[STATED EXERCISE] Locate every line that holds the string "will" and copy it.

[RECORD SET]

- - -

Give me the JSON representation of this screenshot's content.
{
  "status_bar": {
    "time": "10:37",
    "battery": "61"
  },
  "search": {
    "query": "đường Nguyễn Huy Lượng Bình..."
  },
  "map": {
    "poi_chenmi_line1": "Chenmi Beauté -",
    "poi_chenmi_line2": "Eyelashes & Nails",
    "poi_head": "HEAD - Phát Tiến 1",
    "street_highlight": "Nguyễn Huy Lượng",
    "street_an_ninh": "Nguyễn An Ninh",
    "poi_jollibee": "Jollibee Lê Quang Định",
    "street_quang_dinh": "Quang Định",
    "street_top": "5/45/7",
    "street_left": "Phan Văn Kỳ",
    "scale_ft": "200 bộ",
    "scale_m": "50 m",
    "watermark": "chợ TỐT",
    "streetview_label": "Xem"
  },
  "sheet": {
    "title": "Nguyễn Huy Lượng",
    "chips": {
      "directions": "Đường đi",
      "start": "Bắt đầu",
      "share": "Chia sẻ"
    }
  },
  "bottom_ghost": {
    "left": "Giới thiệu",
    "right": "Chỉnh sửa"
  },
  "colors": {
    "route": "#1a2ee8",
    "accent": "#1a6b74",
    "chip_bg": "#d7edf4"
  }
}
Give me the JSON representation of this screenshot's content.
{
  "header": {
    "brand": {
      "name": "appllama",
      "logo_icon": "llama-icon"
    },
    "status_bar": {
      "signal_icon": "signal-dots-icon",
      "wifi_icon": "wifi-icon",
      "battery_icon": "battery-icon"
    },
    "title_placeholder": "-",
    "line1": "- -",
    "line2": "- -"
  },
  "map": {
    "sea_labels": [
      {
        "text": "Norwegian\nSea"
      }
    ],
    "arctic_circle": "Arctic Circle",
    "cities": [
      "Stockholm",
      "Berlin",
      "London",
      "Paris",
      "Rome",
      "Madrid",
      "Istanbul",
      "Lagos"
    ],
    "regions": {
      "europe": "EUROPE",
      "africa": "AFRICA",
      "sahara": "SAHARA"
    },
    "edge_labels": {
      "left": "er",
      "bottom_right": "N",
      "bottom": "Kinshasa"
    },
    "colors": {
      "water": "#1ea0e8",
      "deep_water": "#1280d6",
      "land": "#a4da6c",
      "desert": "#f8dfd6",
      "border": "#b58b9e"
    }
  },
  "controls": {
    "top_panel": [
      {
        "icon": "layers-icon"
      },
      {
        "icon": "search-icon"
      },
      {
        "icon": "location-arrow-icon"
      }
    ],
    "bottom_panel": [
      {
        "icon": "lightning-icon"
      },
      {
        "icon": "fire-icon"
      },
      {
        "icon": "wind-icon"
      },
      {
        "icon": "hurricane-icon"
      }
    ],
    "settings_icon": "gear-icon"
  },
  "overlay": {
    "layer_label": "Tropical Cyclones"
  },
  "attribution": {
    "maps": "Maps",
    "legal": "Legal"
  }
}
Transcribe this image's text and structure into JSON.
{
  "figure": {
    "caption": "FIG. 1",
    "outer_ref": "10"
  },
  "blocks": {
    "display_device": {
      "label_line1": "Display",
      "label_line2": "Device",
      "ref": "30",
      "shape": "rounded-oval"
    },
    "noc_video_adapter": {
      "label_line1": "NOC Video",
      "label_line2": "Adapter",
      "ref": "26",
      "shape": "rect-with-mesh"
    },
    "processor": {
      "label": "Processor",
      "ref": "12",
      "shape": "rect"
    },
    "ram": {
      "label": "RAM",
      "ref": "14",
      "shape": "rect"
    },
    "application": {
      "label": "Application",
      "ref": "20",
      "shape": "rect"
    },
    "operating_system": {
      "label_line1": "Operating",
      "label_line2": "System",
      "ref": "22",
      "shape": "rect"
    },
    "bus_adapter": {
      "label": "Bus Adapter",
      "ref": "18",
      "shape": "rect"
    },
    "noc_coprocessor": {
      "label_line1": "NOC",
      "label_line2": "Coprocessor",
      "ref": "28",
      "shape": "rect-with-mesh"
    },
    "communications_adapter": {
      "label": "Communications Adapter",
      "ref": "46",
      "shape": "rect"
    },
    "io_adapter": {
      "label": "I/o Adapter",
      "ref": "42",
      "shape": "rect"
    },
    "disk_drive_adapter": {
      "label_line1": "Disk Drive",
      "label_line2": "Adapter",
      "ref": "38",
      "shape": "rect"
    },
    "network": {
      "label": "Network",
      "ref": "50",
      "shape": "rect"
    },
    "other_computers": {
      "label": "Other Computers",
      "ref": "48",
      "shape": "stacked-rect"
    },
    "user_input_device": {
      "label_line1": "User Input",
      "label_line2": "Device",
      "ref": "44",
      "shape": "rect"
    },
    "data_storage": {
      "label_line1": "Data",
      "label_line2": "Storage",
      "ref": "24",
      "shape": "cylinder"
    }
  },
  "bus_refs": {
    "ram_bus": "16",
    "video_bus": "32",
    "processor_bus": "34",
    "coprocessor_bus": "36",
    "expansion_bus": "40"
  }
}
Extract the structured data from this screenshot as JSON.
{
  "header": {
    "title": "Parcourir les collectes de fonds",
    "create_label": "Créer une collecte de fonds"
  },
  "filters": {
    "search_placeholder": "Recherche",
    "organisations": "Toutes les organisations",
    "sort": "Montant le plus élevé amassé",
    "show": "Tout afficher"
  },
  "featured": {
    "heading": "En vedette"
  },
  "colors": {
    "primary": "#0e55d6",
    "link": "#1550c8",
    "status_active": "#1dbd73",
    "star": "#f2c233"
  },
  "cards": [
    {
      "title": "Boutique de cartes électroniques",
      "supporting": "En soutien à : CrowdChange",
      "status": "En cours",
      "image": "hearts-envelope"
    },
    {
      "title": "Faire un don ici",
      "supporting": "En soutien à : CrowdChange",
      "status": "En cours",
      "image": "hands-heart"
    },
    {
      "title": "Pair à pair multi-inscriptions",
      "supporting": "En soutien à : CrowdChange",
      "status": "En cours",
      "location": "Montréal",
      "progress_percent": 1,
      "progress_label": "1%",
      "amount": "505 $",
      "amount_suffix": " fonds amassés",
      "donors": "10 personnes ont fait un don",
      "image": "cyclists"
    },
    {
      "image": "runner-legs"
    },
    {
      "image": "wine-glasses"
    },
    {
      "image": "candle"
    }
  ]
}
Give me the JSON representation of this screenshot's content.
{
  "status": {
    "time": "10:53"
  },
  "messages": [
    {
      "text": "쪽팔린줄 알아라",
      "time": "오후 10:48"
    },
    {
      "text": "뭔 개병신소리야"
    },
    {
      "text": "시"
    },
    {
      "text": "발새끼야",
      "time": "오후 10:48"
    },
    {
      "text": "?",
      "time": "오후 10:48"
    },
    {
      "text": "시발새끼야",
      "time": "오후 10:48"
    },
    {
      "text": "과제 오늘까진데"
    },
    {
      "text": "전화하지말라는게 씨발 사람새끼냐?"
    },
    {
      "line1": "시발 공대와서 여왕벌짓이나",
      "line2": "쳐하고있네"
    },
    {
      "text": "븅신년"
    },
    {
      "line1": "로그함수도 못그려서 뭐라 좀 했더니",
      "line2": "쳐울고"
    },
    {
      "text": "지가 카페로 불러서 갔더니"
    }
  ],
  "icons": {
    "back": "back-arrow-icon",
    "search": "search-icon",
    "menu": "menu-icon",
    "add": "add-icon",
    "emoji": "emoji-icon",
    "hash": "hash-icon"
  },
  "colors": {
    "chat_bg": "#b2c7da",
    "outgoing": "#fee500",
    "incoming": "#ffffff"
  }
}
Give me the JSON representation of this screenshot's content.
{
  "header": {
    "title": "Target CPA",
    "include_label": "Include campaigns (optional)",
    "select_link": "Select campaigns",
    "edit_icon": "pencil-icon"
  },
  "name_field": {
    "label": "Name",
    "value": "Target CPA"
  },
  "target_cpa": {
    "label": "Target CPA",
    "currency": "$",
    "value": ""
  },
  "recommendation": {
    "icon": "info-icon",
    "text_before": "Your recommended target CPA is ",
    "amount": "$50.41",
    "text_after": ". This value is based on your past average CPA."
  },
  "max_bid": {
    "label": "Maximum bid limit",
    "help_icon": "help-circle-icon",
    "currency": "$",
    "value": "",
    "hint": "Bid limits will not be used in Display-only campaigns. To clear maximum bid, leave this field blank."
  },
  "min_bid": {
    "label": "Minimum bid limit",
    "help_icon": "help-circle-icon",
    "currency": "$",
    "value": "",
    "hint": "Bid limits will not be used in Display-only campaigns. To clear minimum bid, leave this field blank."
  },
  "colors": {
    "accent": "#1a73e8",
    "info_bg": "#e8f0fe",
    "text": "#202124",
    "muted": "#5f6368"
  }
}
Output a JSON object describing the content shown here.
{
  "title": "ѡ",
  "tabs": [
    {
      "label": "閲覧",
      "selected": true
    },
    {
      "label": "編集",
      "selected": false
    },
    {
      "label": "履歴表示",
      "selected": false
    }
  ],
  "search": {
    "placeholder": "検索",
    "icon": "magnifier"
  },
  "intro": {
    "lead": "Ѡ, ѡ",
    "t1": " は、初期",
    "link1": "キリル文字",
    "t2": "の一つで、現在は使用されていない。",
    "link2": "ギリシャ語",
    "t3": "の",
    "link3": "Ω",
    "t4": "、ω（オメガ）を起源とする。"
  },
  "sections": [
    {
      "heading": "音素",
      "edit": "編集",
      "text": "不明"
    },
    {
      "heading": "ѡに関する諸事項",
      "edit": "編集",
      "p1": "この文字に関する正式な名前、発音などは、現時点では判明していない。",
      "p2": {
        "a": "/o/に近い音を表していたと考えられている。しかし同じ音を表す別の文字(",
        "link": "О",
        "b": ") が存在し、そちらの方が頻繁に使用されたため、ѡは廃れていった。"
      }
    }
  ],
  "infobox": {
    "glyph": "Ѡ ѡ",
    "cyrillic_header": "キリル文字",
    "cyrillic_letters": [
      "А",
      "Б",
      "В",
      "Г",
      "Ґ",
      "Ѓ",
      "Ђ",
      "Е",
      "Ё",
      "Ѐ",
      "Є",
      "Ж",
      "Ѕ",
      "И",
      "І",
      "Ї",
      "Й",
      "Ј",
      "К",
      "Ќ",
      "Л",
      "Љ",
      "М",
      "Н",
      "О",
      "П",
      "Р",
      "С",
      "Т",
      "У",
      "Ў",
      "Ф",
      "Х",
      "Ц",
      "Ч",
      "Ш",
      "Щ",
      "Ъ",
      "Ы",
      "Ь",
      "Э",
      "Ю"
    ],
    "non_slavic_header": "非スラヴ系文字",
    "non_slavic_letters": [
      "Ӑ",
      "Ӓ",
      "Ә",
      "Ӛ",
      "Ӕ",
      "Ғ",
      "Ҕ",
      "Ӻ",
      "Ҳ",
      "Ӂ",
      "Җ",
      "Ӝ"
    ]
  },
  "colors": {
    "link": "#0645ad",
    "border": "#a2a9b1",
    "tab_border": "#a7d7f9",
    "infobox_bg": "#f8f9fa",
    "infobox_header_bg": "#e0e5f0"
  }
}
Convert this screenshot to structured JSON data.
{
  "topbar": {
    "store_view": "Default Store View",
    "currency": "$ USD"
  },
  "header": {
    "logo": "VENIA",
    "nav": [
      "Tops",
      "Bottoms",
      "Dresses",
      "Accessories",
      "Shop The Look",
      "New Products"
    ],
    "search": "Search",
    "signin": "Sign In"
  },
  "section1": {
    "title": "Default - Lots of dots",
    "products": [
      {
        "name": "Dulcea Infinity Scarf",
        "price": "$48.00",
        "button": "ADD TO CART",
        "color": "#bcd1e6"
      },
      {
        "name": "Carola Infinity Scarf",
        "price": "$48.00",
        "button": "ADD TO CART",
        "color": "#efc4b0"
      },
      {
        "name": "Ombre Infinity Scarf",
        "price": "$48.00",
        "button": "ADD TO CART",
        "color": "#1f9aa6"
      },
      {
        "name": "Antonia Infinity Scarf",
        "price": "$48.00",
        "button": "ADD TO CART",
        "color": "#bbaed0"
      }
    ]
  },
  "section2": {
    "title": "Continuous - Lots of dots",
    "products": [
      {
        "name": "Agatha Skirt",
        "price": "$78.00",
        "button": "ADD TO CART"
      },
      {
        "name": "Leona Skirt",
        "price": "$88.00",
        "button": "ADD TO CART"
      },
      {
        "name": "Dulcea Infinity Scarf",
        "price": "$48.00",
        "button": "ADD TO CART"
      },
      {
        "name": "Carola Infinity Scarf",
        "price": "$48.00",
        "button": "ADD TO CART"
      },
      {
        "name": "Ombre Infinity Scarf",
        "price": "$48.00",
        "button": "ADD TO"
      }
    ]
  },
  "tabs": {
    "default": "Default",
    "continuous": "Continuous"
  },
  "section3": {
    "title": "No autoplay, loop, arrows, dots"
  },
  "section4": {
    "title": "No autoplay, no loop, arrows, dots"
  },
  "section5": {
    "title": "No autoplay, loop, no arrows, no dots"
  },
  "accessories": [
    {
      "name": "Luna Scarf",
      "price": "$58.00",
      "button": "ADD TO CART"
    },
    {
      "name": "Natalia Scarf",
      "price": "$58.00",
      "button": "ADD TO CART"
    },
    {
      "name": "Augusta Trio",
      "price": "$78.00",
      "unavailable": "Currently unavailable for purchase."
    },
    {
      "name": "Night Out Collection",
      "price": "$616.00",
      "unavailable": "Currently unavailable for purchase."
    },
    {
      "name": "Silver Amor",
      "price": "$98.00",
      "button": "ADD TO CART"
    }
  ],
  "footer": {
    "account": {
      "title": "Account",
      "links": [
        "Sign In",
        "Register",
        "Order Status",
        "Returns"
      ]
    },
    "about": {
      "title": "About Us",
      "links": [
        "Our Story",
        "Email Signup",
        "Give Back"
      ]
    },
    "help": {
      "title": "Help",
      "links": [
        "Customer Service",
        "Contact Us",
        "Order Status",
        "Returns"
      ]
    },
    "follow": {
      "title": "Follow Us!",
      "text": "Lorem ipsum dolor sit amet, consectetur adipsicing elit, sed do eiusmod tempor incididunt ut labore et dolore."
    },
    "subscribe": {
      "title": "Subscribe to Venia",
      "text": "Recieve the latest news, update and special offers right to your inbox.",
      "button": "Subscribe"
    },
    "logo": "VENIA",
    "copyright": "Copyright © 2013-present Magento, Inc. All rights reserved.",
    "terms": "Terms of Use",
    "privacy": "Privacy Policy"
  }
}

- - -

[WRITTEN SOLUTION]
    "hint": "Bid limits will not be used in Display-only campaigns. To clear maximum bid, leave this field blank."
    "hint": "Bid limits will not be used in Display-only campaigns. To clear minimum bid, leave this field blank."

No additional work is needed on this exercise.